__Dataset excerpts__:

++++++++

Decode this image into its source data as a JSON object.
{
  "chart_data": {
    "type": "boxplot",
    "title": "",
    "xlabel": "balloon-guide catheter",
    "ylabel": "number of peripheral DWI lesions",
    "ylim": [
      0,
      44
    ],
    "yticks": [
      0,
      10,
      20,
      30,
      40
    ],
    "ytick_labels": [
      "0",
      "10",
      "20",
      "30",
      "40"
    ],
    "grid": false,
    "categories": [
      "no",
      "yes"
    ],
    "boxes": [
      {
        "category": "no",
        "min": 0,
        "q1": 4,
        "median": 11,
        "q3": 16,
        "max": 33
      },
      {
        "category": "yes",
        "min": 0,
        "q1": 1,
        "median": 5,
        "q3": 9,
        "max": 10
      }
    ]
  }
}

++++++++

__Directive__: Your task is to print the whole listing again exactly.

__Full response__:
Decode this image into its source data as a JSON object.
{
  "chart_data": {
    "type": "boxplot",
    "title": "",
    "xlabel": "balloon-guide catheter",
    "ylabel": "number of peripheral DWI lesions",
    "ylim": [
      0,
      44
    ],
    "yticks": [
      0,
      10,
      20,
      30,
      40
    ],
    "ytick_labels": [
      "0",
      "10",
      "20",
      "30",
      "40"
    ],
    "grid": false,
    "categories": [
      "no",
      "yes"
    ],
    "boxes": [
      {
        "category": "no",
        "min": 0,
        "q1": 4,
        "median": 11,
        "q3": 16,
        "max": 33
      },
      {
        "category": "yes",
        "min": 0,
        "q1": 1,
        "median": 5,
        "q3": 9,
        "max": 10
      }
    ]
  }
}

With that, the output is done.